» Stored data
+++++

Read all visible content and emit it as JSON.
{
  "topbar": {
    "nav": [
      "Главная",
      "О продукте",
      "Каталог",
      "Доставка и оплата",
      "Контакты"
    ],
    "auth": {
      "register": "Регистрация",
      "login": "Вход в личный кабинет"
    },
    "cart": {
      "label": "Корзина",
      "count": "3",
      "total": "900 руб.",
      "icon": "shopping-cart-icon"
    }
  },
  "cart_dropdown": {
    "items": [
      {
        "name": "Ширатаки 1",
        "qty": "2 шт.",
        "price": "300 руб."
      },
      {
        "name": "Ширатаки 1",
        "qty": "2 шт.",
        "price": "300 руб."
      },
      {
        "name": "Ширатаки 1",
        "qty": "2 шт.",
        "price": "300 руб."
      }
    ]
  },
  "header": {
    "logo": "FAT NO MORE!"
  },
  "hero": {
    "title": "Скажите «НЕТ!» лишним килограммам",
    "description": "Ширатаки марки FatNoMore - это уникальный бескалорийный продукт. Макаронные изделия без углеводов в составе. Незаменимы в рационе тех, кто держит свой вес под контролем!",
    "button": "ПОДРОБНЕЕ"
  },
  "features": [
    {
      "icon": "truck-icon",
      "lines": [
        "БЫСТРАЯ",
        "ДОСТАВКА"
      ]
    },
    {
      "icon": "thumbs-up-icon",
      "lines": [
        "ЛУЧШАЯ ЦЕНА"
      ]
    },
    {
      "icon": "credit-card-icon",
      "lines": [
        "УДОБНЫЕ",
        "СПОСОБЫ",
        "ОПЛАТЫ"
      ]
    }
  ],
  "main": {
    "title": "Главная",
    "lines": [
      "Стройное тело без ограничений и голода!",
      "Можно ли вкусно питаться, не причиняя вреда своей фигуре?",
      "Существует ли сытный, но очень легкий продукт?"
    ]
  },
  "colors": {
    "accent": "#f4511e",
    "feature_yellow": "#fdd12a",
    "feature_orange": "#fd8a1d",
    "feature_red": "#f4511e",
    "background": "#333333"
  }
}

+++++

» What needs to be done
Return the material in full, exactly as shown.

» Answer for this exercise
Read all visible content and emit it as JSON.
{
  "topbar": {
    "nav": [
      "Главная",
      "О продукте",
      "Каталог",
      "Доставка и оплата",
      "Контакты"
    ],
    "auth": {
      "register": "Регистрация",
      "login": "Вход в личный кабинет"
    },
    "cart": {
      "label": "Корзина",
      "count": "3",
      "total": "900 руб.",
      "icon": "shopping-cart-icon"
    }
  },
  "cart_dropdown": {
    "items": [
      {
        "name": "Ширатаки 1",
        "qty": "2 шт.",
        "price": "300 руб."
      },
      {
        "name": "Ширатаки 1",
        "qty": "2 шт.",
        "price": "300 руб."
      },
      {
        "name": "Ширатаки 1",
        "qty": "2 шт.",
        "price": "300 руб."
      }
    ]
  },
  "header": {
    "logo": "FAT NO MORE!"
  },
  "hero": {
    "title": "Скажите «НЕТ!» лишним килограммам",
    "description": "Ширатаки марки FatNoMore - это уникальный бескалорийный продукт. Макаронные изделия без углеводов в составе. Незаменимы в рационе тех, кто держит свой вес под контролем!",
    "button": "ПОДРОБНЕЕ"
  },
  "features": [
    {
      "icon": "truck-icon",
      "lines": [
        "БЫСТРАЯ",
        "ДОСТАВКА"
      ]
    },
    {
      "icon": "thumbs-up-icon",
      "lines": [
        "ЛУЧШАЯ ЦЕНА"
      ]
    },
    {
      "icon": "credit-card-icon",
      "lines": [
        "УДОБНЫЕ",
        "СПОСОБЫ",
        "ОПЛАТЫ"
      ]
    }
  ],
  "main": {
    "title": "Главная",
    "lines": [
      "Стройное тело без ограничений и голода!",
      "Можно ли вкусно питаться, не причиняя вреда своей фигуре?",
      "Существует ли сытный, но очень легкий продукт?"
    ]
  },
  "colors": {
    "accent": "#f4511e",
    "feature_yellow": "#fdd12a",
    "feature_orange": "#fd8a1d",
    "feature_red": "#f4511e",
    "background": "#333333"
  }
}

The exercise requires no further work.